— WRITTEN PROBLEM —
Report how many lines in the records below contain the word "title". Give only the number.

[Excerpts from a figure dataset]
━━━━━━━━
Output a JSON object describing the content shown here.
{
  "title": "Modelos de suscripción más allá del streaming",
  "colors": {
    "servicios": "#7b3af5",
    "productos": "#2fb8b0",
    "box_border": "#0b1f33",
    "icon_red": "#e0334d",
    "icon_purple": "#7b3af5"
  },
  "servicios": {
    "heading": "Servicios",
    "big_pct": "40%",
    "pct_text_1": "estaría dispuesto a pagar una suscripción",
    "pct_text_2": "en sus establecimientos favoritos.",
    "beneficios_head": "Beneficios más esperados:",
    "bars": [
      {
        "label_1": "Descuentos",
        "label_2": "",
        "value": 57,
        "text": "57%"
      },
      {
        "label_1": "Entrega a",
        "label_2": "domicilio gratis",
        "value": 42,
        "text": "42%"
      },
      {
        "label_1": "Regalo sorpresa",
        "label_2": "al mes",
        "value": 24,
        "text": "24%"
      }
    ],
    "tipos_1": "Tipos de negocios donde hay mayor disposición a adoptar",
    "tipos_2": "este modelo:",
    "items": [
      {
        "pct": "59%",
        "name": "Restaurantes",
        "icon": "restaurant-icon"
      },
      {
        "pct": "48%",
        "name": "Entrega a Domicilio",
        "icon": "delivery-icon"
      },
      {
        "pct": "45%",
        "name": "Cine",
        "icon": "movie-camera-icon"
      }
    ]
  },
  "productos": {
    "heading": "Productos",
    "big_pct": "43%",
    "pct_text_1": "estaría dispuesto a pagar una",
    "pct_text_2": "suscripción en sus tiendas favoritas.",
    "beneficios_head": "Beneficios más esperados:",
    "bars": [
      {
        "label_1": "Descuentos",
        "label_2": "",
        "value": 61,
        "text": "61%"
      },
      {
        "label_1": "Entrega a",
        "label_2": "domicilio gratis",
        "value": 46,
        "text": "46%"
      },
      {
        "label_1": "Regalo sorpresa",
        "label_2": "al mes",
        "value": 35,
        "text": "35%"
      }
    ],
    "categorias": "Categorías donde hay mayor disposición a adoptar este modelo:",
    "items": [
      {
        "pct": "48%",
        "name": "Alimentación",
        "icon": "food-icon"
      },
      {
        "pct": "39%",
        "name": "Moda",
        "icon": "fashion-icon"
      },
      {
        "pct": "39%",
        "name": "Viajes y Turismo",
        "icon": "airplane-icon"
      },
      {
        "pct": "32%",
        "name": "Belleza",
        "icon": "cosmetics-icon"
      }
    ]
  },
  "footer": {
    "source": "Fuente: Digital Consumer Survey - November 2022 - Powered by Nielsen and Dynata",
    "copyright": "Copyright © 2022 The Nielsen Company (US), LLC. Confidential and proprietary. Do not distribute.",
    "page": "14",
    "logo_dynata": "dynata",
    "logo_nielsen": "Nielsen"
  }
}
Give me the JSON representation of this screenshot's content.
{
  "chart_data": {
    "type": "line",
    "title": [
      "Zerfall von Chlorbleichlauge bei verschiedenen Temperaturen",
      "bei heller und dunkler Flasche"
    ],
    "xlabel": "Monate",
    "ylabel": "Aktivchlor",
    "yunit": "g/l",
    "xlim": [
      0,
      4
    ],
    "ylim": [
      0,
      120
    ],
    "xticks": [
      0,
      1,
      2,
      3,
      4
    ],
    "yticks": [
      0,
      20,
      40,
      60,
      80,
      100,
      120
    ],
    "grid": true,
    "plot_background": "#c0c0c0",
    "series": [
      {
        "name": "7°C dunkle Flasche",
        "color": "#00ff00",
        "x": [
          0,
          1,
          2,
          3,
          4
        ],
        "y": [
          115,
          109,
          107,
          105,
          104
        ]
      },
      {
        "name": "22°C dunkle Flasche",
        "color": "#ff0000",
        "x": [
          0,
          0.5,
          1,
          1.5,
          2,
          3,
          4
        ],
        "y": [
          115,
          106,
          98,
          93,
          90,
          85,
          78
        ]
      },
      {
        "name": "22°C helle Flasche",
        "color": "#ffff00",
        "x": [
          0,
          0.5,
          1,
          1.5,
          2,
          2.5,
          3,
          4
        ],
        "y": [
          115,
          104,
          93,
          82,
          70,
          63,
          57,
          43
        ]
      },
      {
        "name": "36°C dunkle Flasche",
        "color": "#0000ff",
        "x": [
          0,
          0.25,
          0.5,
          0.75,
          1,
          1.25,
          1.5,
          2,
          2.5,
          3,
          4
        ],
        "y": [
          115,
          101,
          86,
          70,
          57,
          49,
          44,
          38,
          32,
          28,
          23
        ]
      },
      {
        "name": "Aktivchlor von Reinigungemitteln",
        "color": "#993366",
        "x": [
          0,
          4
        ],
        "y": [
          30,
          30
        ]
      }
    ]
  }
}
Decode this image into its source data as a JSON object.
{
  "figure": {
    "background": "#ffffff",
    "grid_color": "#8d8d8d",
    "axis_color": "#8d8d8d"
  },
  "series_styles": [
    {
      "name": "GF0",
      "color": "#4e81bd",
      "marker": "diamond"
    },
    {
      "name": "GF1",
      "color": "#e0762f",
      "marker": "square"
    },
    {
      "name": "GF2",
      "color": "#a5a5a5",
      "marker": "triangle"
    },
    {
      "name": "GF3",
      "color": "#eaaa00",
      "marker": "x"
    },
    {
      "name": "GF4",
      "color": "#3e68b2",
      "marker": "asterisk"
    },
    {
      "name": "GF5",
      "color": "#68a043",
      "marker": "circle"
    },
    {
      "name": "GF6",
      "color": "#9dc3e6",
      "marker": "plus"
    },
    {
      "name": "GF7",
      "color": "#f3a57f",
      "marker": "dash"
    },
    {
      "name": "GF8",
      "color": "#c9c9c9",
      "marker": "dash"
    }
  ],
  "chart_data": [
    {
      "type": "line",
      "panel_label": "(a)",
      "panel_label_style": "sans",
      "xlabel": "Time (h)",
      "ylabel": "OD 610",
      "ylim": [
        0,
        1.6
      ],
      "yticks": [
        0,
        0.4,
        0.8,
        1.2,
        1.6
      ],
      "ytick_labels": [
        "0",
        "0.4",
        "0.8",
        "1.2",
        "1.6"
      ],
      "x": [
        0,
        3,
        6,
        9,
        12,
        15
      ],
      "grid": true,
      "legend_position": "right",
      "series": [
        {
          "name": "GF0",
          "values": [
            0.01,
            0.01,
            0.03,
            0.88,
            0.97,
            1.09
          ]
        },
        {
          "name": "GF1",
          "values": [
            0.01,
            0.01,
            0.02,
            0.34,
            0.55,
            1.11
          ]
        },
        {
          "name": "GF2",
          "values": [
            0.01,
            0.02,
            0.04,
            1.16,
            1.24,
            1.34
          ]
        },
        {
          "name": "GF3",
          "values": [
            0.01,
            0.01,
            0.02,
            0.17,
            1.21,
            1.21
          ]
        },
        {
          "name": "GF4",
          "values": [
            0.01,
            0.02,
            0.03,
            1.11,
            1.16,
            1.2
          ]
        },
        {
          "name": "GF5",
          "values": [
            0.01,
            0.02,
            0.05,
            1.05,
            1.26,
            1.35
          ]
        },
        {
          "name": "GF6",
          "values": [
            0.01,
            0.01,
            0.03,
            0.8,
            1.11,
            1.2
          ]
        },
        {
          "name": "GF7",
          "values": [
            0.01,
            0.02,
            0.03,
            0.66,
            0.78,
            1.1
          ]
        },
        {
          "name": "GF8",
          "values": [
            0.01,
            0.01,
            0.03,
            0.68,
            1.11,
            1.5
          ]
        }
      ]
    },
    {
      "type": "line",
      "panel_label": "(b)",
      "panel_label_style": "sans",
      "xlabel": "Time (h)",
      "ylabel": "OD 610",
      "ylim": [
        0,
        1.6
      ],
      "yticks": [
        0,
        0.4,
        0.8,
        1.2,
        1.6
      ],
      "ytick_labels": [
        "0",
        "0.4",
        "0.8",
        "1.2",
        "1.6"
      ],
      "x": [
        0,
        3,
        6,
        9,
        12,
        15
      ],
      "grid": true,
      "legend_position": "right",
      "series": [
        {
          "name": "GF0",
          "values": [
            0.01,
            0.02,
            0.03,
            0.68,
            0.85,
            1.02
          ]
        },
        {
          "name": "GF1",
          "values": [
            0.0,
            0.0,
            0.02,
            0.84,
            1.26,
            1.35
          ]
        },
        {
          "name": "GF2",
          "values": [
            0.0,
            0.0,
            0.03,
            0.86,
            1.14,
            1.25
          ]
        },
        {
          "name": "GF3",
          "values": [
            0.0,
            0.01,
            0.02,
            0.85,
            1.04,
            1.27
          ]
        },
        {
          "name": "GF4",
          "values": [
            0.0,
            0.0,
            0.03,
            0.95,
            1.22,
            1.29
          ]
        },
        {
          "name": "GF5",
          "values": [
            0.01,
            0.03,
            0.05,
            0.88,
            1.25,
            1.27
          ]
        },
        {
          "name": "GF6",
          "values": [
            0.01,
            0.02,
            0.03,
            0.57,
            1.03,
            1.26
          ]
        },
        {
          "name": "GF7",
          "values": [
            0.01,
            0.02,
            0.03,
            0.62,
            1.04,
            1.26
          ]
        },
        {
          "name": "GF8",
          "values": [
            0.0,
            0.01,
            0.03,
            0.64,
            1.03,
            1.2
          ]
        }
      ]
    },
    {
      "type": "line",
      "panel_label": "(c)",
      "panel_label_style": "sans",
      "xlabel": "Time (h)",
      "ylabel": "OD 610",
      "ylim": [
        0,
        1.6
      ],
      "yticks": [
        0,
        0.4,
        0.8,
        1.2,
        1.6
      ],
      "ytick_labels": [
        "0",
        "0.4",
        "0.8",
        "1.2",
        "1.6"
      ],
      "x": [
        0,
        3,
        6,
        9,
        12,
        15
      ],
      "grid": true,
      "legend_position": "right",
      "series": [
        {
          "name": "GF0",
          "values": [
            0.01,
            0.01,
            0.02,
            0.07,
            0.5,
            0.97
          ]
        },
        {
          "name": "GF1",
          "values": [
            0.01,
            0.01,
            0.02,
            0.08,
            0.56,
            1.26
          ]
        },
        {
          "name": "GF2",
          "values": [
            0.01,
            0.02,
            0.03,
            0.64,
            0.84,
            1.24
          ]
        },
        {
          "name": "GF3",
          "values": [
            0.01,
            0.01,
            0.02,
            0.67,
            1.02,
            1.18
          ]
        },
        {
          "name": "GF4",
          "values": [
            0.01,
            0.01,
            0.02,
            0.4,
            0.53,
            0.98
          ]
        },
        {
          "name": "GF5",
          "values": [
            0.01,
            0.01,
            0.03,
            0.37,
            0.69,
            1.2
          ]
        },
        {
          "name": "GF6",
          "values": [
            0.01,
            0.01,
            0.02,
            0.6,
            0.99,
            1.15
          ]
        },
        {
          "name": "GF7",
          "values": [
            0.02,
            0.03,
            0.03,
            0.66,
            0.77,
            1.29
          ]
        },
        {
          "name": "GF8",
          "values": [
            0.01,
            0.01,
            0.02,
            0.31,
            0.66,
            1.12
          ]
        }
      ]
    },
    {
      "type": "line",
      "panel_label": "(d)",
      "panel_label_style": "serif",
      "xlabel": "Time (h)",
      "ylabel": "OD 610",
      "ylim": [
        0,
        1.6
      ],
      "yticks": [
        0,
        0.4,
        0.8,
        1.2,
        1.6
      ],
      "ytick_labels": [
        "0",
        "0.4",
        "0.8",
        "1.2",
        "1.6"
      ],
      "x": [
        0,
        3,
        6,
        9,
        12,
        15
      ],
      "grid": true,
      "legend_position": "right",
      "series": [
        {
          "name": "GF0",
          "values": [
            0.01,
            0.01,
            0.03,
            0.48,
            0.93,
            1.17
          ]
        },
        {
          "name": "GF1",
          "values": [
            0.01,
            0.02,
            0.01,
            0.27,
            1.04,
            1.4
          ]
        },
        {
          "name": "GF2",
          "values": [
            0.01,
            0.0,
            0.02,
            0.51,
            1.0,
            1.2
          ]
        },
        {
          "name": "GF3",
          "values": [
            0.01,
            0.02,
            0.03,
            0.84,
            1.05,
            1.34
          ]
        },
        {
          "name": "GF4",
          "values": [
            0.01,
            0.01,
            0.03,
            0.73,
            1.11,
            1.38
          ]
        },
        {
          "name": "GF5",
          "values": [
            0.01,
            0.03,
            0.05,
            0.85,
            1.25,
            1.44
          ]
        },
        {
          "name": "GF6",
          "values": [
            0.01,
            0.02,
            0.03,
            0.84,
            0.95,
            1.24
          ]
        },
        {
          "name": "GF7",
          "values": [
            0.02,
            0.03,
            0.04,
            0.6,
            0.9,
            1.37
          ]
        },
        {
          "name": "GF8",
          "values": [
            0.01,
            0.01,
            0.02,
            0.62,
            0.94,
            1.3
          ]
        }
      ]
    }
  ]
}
━━━━━━━━
— SOLVED PROBLEM —
2